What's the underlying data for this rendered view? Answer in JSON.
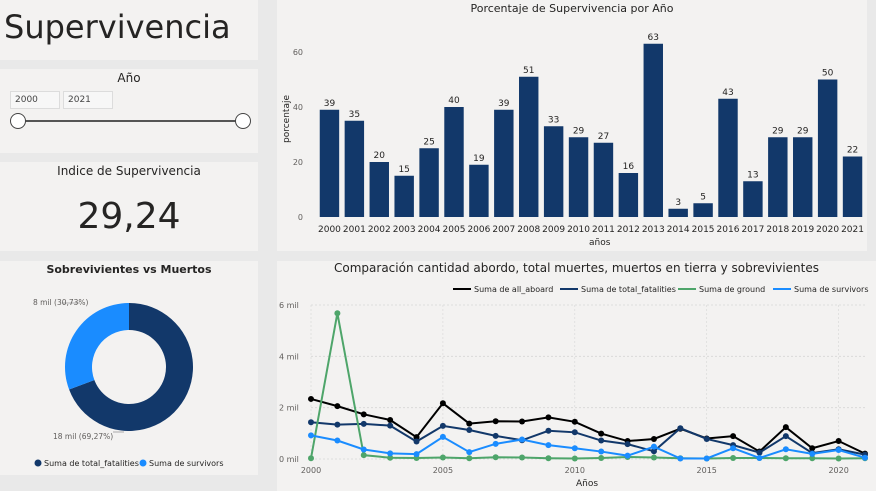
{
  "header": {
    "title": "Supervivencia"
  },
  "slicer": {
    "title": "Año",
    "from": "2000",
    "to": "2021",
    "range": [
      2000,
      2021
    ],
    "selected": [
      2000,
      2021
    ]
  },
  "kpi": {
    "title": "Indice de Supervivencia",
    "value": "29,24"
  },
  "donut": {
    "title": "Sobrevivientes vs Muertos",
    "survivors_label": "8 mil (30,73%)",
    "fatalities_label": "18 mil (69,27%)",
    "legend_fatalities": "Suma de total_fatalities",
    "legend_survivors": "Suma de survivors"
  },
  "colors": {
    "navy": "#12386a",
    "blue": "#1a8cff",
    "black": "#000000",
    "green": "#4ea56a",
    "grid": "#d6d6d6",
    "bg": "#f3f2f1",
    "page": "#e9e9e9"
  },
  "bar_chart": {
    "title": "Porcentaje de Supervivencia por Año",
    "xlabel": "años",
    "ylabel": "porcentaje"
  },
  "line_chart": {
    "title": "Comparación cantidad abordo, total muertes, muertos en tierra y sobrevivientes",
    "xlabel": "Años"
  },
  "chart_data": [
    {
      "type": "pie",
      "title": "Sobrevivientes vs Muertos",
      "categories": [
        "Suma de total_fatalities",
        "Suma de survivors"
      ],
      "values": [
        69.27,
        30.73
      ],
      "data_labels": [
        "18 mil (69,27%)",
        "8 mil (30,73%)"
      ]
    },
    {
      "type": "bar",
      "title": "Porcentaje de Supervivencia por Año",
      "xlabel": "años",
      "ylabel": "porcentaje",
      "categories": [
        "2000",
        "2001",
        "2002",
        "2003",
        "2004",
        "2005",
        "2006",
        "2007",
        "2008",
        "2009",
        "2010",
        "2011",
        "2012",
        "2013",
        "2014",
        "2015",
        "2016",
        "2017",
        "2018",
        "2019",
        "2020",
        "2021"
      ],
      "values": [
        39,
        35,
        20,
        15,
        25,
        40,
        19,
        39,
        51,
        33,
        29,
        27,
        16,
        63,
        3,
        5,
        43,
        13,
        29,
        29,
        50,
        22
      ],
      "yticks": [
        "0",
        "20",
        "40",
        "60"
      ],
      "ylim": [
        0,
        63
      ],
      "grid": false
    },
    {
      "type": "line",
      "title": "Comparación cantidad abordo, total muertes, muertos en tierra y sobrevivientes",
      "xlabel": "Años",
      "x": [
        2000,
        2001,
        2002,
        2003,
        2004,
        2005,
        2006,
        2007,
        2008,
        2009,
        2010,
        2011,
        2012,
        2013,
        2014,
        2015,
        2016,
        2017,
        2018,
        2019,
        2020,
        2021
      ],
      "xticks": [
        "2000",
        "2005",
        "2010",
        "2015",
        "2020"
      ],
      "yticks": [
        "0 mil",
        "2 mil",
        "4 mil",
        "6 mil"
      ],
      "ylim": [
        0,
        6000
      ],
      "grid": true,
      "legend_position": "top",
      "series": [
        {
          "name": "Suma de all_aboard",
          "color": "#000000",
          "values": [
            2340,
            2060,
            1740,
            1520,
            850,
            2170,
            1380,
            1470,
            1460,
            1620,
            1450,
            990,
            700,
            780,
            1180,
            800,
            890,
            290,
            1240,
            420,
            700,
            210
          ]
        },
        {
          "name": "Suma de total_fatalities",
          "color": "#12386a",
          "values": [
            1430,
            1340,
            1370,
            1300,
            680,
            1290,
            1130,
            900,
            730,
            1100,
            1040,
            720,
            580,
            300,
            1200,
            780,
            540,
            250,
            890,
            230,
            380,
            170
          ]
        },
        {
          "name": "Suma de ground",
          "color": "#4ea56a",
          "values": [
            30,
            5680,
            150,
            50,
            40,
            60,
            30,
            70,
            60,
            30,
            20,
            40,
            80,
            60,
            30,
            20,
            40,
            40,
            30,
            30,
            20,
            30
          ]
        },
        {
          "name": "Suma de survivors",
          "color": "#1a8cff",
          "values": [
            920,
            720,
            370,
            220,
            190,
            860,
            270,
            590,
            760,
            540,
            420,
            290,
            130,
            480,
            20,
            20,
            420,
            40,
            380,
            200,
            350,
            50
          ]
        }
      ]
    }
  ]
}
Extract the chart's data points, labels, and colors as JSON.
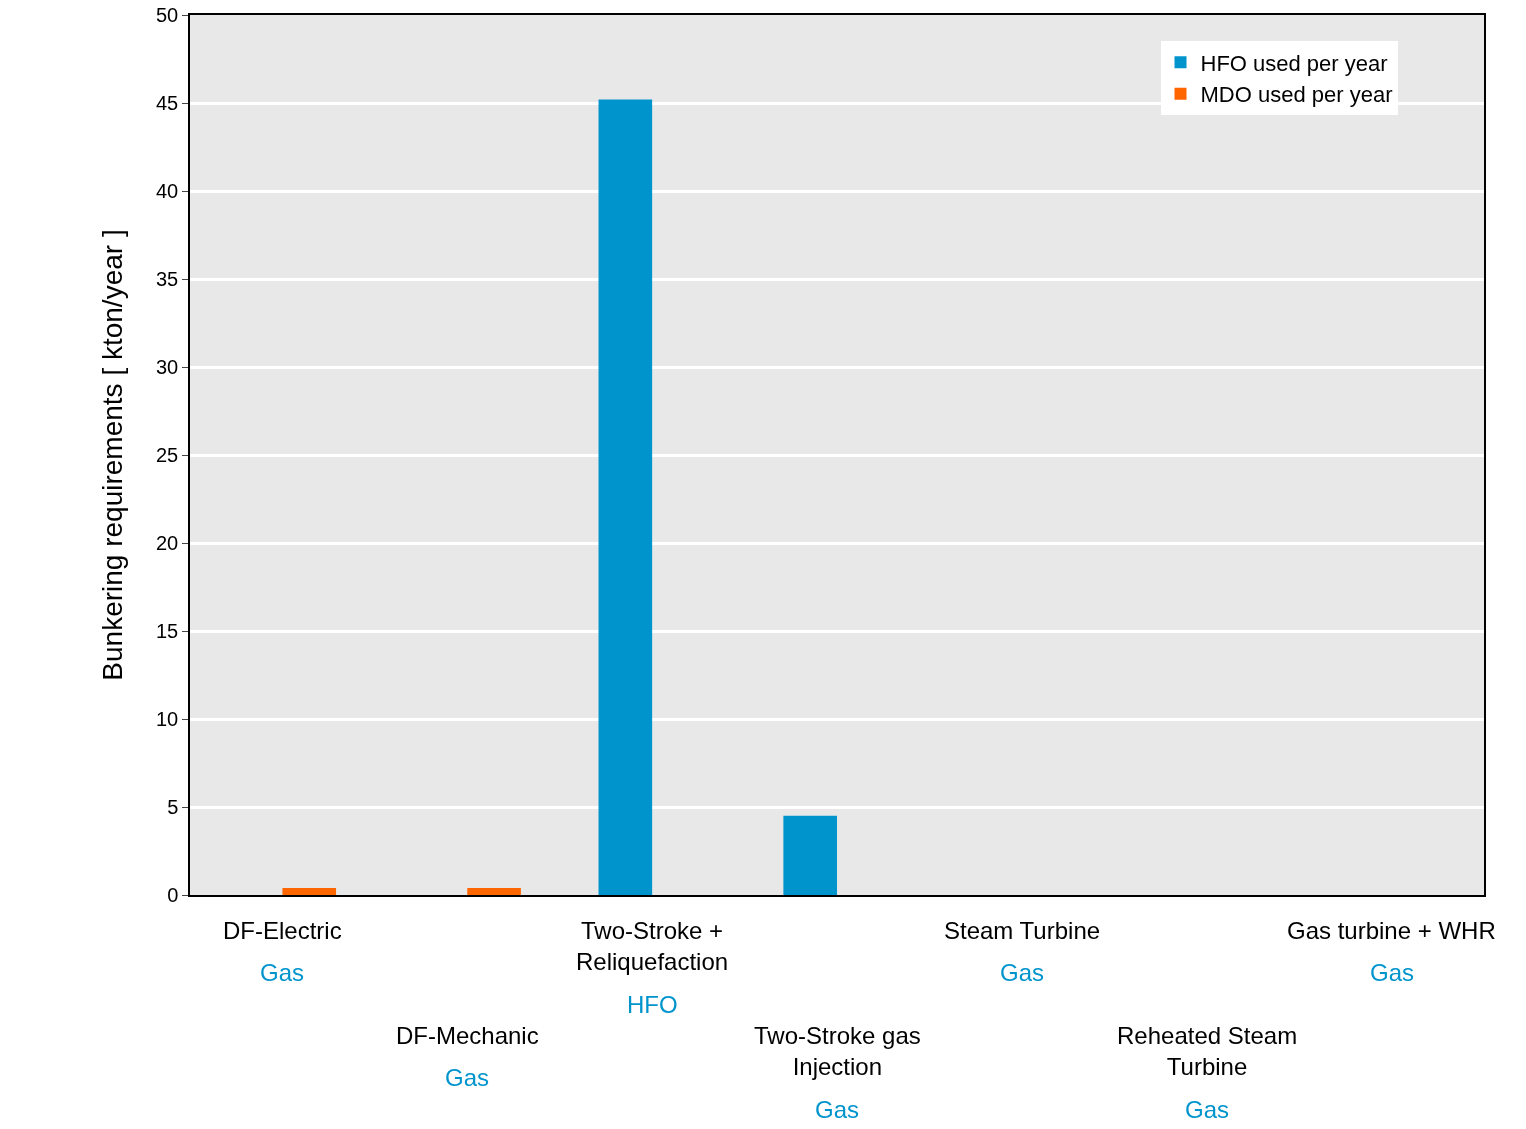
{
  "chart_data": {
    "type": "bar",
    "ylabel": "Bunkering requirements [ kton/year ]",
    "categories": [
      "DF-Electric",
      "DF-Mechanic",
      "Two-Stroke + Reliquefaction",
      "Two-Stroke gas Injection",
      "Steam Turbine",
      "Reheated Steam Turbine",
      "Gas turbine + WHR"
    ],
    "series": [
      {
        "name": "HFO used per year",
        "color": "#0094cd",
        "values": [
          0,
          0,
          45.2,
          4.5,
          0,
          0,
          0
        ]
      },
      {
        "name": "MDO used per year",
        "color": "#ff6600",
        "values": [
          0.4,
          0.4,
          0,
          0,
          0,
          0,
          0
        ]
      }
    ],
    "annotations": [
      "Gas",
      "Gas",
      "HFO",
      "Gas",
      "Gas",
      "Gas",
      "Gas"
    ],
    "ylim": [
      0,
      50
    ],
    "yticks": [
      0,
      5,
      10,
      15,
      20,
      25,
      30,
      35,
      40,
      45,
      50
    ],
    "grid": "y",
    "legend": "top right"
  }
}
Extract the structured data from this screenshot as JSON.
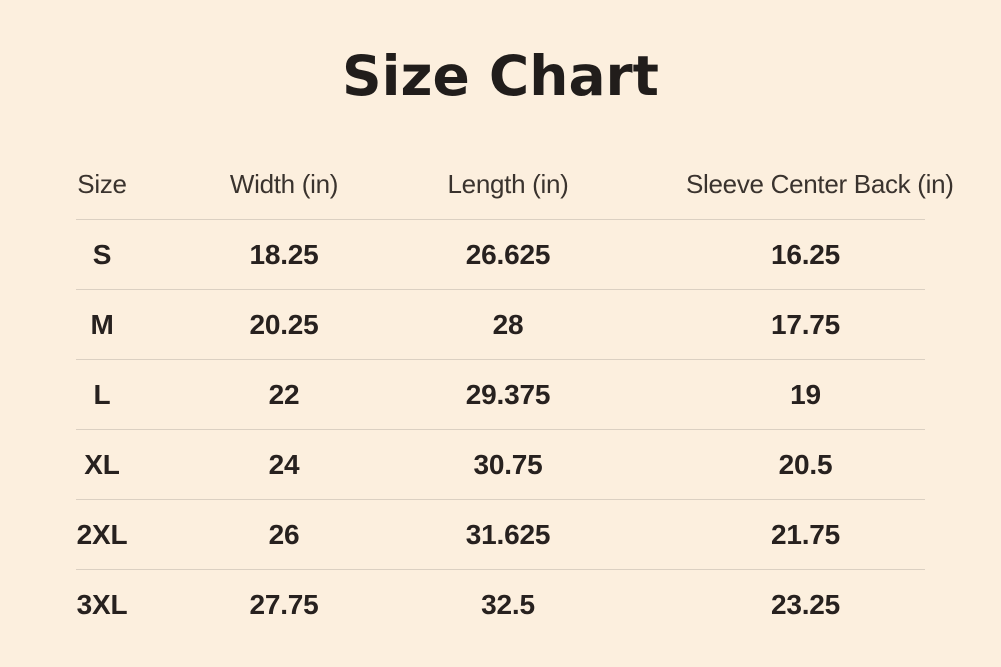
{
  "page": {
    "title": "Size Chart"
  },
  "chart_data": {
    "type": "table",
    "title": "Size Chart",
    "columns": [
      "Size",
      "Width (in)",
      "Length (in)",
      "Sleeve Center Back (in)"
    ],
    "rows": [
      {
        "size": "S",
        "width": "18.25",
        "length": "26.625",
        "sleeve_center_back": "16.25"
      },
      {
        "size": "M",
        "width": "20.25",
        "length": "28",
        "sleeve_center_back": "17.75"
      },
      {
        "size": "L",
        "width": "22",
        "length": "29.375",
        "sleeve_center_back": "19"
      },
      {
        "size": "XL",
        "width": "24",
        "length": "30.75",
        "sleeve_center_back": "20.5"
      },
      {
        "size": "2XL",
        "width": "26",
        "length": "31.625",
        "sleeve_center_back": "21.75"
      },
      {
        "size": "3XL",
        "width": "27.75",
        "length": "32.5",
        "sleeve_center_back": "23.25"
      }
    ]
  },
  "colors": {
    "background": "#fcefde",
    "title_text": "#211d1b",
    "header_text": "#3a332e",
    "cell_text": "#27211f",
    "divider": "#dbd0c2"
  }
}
.....
- [REQUIRED TASK]:
Every line of the material is to be quoted exactly, with no pictures carried over.

- [EXERCISE OUTPUT]:
What's the underlying data for this rendered view? Answer in JSON.
{
  "header": {
    "title": "Supervivencia"
  },
  "slicer": {
    "title": "Año",
    "from": "2000",
    "to": "2021",
    "range": [
      2000,
      2021
    ],
    "selected": [
      2000,
      2021
    ]
  },
  "kpi": {
    "title": "Indice de Supervivencia",
    "value": "29,24"
  },
  "donut": {
    "title": "Sobrevivientes vs Muertos",
    "survivors_label": "8 mil (30,73%)",
    "fatalities_label": "18 mil (69,27%)",
    "legend_fatalities": "Suma de total_fatalities",
    "legend_survivors": "Suma de survivors"
  },
  "colors": {
    "navy": "#12386a",
    "blue": "#1a8cff",
    "black": "#000000",
    "green": "#4ea56a",
    "grid": "#d6d6d6",
    "bg": "#f3f2f1",
    "page": "#e9e9e9"
  },
  "bar_chart": {
    "title": "Porcentaje de Supervivencia por Año",
    "xlabel": "años",
    "ylabel": "porcentaje"
  },
  "line_chart": {
    "title": "Comparación cantidad abordo, total muertes, muertos en tierra y sobrevivientes",
    "xlabel": "Años"
  },
  "chart_data": [
    {
      "type": "pie",
      "title": "Sobrevivientes vs Muertos",
      "categories": [
        "Suma de total_fatalities",
        "Suma de survivors"
      ],
      "values": [
        69.27,
        30.73
      ],
      "data_labels": [
        "18 mil (69,27%)",
        "8 mil (30,73%)"
      ]
    },
    {
      "type": "bar",
      "title": "Porcentaje de Supervivencia por Año",
      "xlabel": "años",
      "ylabel": "porcentaje",
      "categories": [
        "2000",
        "2001",
        "2002",
        "2003",
        "2004",
        "2005",
        "2006",
        "2007",
        "2008",
        "2009",
        "2010",
        "2011",
        "2012",
        "2013",
        "2014",
        "2015",
        "2016",
        "2017",
        "2018",
        "2019",
        "2020",
        "2021"
      ],
      "values": [
        39,
        35,
        20,
        15,
        25,
        40,
        19,
        39,
        51,
        33,
        29,
        27,
        16,
        63,
        3,
        5,
        43,
        13,
        29,
        29,
        50,
        22
      ],
      "yticks": [
        "0",
        "20",
        "40",
        "60"
      ],
      "ylim": [
        0,
        63
      ],
      "grid": false
    },
    {
      "type": "line",
      "title": "Comparación cantidad abordo, total muertes, muertos en tierra y sobrevivientes",
      "xlabel": "Años",
      "x": [
        2000,
        2001,
        2002,
        2003,
        2004,
        2005,
        2006,
        2007,
        2008,
        2009,
        2010,
        2011,
        2012,
        2013,
        2014,
        2015,
        2016,
        2017,
        2018,
        2019,
        2020,
        2021
      ],
      "xticks": [
        "2000",
        "2005",
        "2010",
        "2015",
        "2020"
      ],
      "yticks": [
        "0 mil",
        "2 mil",
        "4 mil",
        "6 mil"
      ],
      "ylim": [
        0,
        6000
      ],
      "grid": true,
      "legend_position": "top",
      "series": [
        {
          "name": "Suma de all_aboard",
          "color": "#000000",
          "values": [
            2340,
            2060,
            1740,
            1520,
            850,
            2170,
            1380,
            1470,
            1460,
            1620,
            1450,
            990,
            700,
            780,
            1180,
            800,
            890,
            290,
            1240,
            420,
            700,
            210
          ]
        },
        {
          "name": "Suma de total_fatalities",
          "color": "#12386a",
          "values": [
            1430,
            1340,
            1370,
            1300,
            680,
            1290,
            1130,
            900,
            730,
            1100,
            1040,
            720,
            580,
            300,
            1200,
            780,
            540,
            250,
            890,
            230,
            380,
            170
          ]
        },
        {
          "name": "Suma de ground",
          "color": "#4ea56a",
          "values": [
            30,
            5680,
            150,
            50,
            40,
            60,
            30,
            70,
            60,
            30,
            20,
            40,
            80,
            60,
            30,
            20,
            40,
            40,
            30,
            30,
            20,
            30
          ]
        },
        {
          "name": "Suma de survivors",
          "color": "#1a8cff",
          "values": [
            920,
            720,
            370,
            220,
            190,
            860,
            270,
            590,
            760,
            540,
            420,
            290,
            130,
            480,
            20,
            20,
            420,
            40,
            380,
            200,
            350,
            50
          ]
        }
      ]
    }
  ]
}
Extract the chart's data points, labels, and colors as JSON.
{
  "chart_data": {
    "type": "bar",
    "ylabel": "Bunkering requirements [ kton/year ]",
    "categories": [
      "DF-Electric",
      "DF-Mechanic",
      "Two-Stroke + Reliquefaction",
      "Two-Stroke gas Injection",
      "Steam Turbine",
      "Reheated Steam Turbine",
      "Gas turbine + WHR"
    ],
    "series": [
      {
        "name": "HFO used per year",
        "color": "#0094cd",
        "values": [
          0,
          0,
          45.2,
          4.5,
          0,
          0,
          0
        ]
      },
      {
        "name": "MDO used per year",
        "color": "#ff6600",
        "values": [
          0.4,
          0.4,
          0,
          0,
          0,
          0,
          0
        ]
      }
    ],
    "annotations": [
      "Gas",
      "Gas",
      "HFO",
      "Gas",
      "Gas",
      "Gas",
      "Gas"
    ],
    "ylim": [
      0,
      50
    ],
    "yticks": [
      0,
      5,
      10,
      15,
      20,
      25,
      30,
      35,
      40,
      45,
      50
    ],
    "grid": "y",
    "legend": "top right"
  }
}
Extract the structured data from this screenshot as JSON.
{
  "page": {
    "title": "Size Chart"
  },
  "chart_data": {
    "type": "table",
    "title": "Size Chart",
    "columns": [
      "Size",
      "Width (in)",
      "Length (in)",
      "Sleeve Center Back (in)"
    ],
    "rows": [
      {
        "size": "S",
        "width": "18.25",
        "length": "26.625",
        "sleeve_center_back": "16.25"
      },
      {
        "size": "M",
        "width": "20.25",
        "length": "28",
        "sleeve_center_back": "17.75"
      },
      {
        "size": "L",
        "width": "22",
        "length": "29.375",
        "sleeve_center_back": "19"
      },
      {
        "size": "XL",
        "width": "24",
        "length": "30.75",
        "sleeve_center_back": "20.5"
      },
      {
        "size": "2XL",
        "width": "26",
        "length": "31.625",
        "sleeve_center_back": "21.75"
      },
      {
        "size": "3XL",
        "width": "27.75",
        "length": "32.5",
        "sleeve_center_back": "23.25"
      }
    ]
  },
  "colors": {
    "background": "#fcefde",
    "title_text": "#211d1b",
    "header_text": "#3a332e",
    "cell_text": "#27211f",
    "divider": "#dbd0c2"
  }
}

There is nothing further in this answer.